* **Instruction**
All of the lines below are to be transcribed faithfully, with pictures excluded from the copy.

* **Material for the task**

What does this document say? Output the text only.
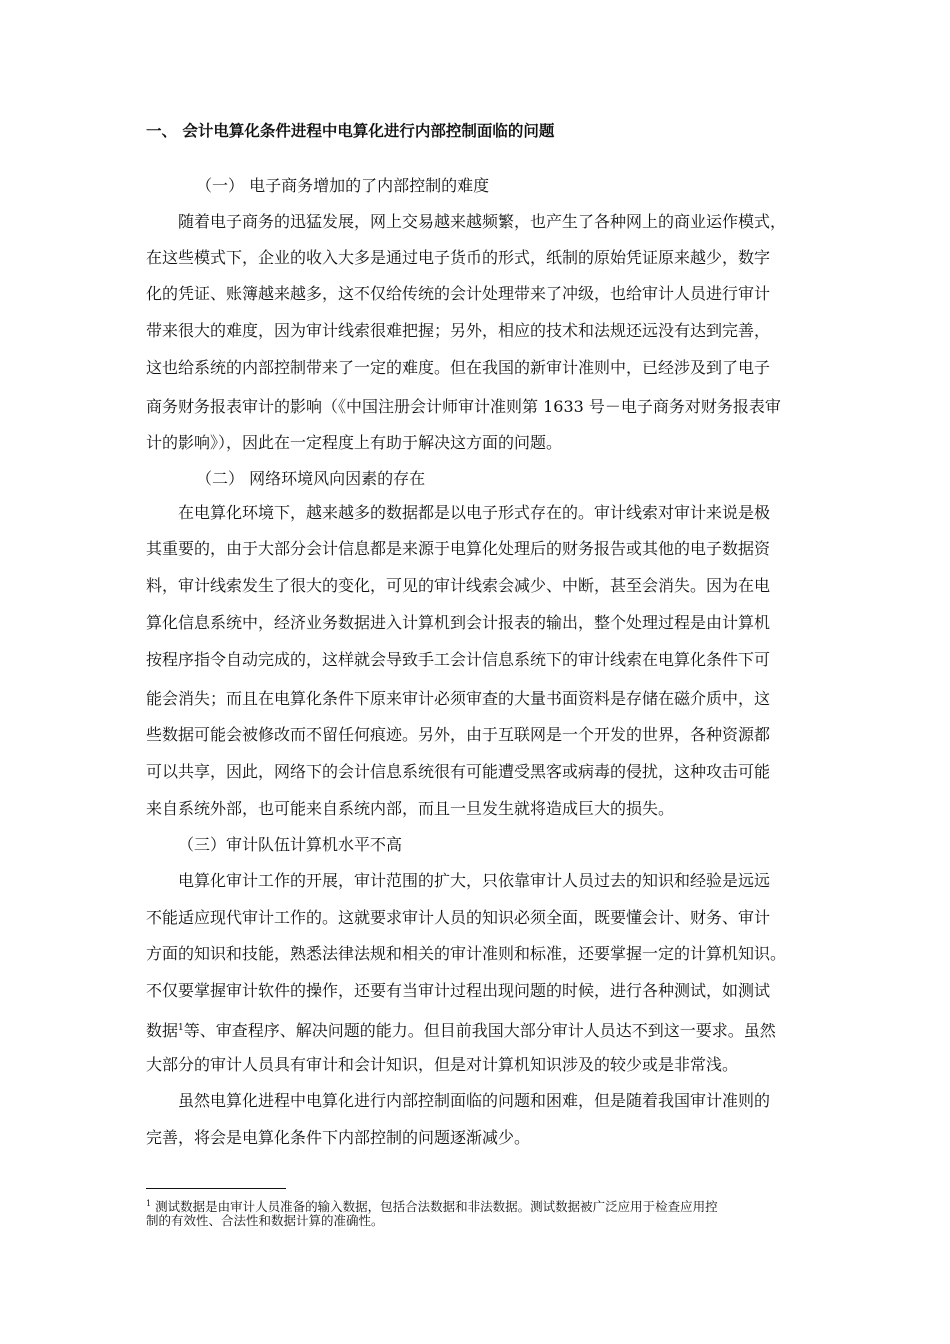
一、 会计电算化条件进程中电算化进行内部控制面临的问题
（一） 电子商务增加的了内部控制的难度
随着电子商务的迅猛发展，网上交易越来越频繁，也产生了各种网上的商业运作模式，
在这些模式下，企业的收入大多是通过电子货币的形式，纸制的原始凭证原来越少，数字
化的凭证、账簿越来越多，这不仅给传统的会计处理带来了冲级，也给审计人员进行审计
带来很大的难度，因为审计线索很难把握；另外，相应的技术和法规还远没有达到完善，
这也给系统的内部控制带来了一定的难度。但在我国的新审计准则中，已经涉及到了电子
商务财务报表审计的影响（《中国注册会计师审计准则第 1633 号－电子商务对财务报表审
计的影响》），因此在一定程度上有助于解决这方面的问题。
（二） 网络环境风向因素的存在
在电算化环境下，越来越多的数据都是以电子形式存在的。审计线索对审计来说是极
其重要的，由于大部分会计信息都是来源于电算化处理后的财务报告或其他的电子数据资
料，审计线索发生了很大的变化，可见的审计线索会减少、中断，甚至会消失。因为在电
算化信息系统中，经济业务数据进入计算机到会计报表的输出，整个处理过程是由计算机
按程序指令自动完成的，这样就会导致手工会计信息系统下的审计线索在电算化条件下可
能会消失；而且在电算化条件下原来审计必须审查的大量书面资料是存储在磁介质中，这
些数据可能会被修改而不留任何痕迹。另外，由于互联网是一个开发的世界，各种资源都
可以共享，因此，网络下的会计信息系统很有可能遭受黑客或病毒的侵扰，这种攻击可能
来自系统外部，也可能来自系统内部，而且一旦发生就将造成巨大的损失。
（三）审计队伍计算机水平不高
电算化审计工作的开展，审计范围的扩大，只依靠审计人员过去的知识和经验是远远
不能适应现代审计工作的。这就要求审计人员的知识必须全面，既要懂会计、财务、审计
方面的知识和技能，熟悉法律法规和相关的审计准则和标准，还要掌握一定的计算机知识。
不仅要掌握审计软件的操作，还要有当审计过程出现问题的时候，进行各种测试，如测试
数据$^1$等、审查程序、解决问题的能力。但目前我国大部分审计人员达不到这一要求。虽然
大部分的审计人员具有审计和会计知识，但是对计算机知识涉及的较少或是非常浅。
虽然电算化进程中电算化进行内部控制面临的问题和困难，但是随着我国审计准则的
完善，将会是电算化条件下内部控制的问题逐渐减少。
$^1$ 测试数据是由审计人员准备的输入数据，包括合法数据和非法数据。测试数据被广泛应用于检查应用控
制的有效性、合法性和数据计算的准确性。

* **Answer in full**
What does this document say? Output the text only.
一、 会计电算化条件进程中电算化进行内部控制面临的问题
（一） 电子商务增加的了内部控制的难度
随着电子商务的迅猛发展，网上交易越来越频繁，也产生了各种网上的商业运作模式，
在这些模式下，企业的收入大多是通过电子货币的形式，纸制的原始凭证原来越少，数字
化的凭证、账簿越来越多，这不仅给传统的会计处理带来了冲级，也给审计人员进行审计
带来很大的难度，因为审计线索很难把握；另外，相应的技术和法规还远没有达到完善，
这也给系统的内部控制带来了一定的难度。但在我国的新审计准则中，已经涉及到了电子
商务财务报表审计的影响（《中国注册会计师审计准则第 1633 号－电子商务对财务报表审
计的影响》），因此在一定程度上有助于解决这方面的问题。
（二） 网络环境风向因素的存在
在电算化环境下，越来越多的数据都是以电子形式存在的。审计线索对审计来说是极
其重要的，由于大部分会计信息都是来源于电算化处理后的财务报告或其他的电子数据资
料，审计线索发生了很大的变化，可见的审计线索会减少、中断，甚至会消失。因为在电
算化信息系统中，经济业务数据进入计算机到会计报表的输出，整个处理过程是由计算机
按程序指令自动完成的，这样就会导致手工会计信息系统下的审计线索在电算化条件下可
能会消失；而且在电算化条件下原来审计必须审查的大量书面资料是存储在磁介质中，这
些数据可能会被修改而不留任何痕迹。另外，由于互联网是一个开发的世界，各种资源都
可以共享，因此，网络下的会计信息系统很有可能遭受黑客或病毒的侵扰，这种攻击可能
来自系统外部，也可能来自系统内部，而且一旦发生就将造成巨大的损失。
（三）审计队伍计算机水平不高
电算化审计工作的开展，审计范围的扩大，只依靠审计人员过去的知识和经验是远远
不能适应现代审计工作的。这就要求审计人员的知识必须全面，既要懂会计、财务、审计
方面的知识和技能，熟悉法律法规和相关的审计准则和标准，还要掌握一定的计算机知识。
不仅要掌握审计软件的操作，还要有当审计过程出现问题的时候，进行各种测试，如测试
数据$^1$等、审查程序、解决问题的能力。但目前我国大部分审计人员达不到这一要求。虽然
大部分的审计人员具有审计和会计知识，但是对计算机知识涉及的较少或是非常浅。
虽然电算化进程中电算化进行内部控制面临的问题和困难，但是随着我国审计准则的
完善，将会是电算化条件下内部控制的问题逐渐减少。
$^1$ 测试数据是由审计人员准备的输入数据，包括合法数据和非法数据。测试数据被广泛应用于检查应用控
制的有效性、合法性和数据计算的准确性。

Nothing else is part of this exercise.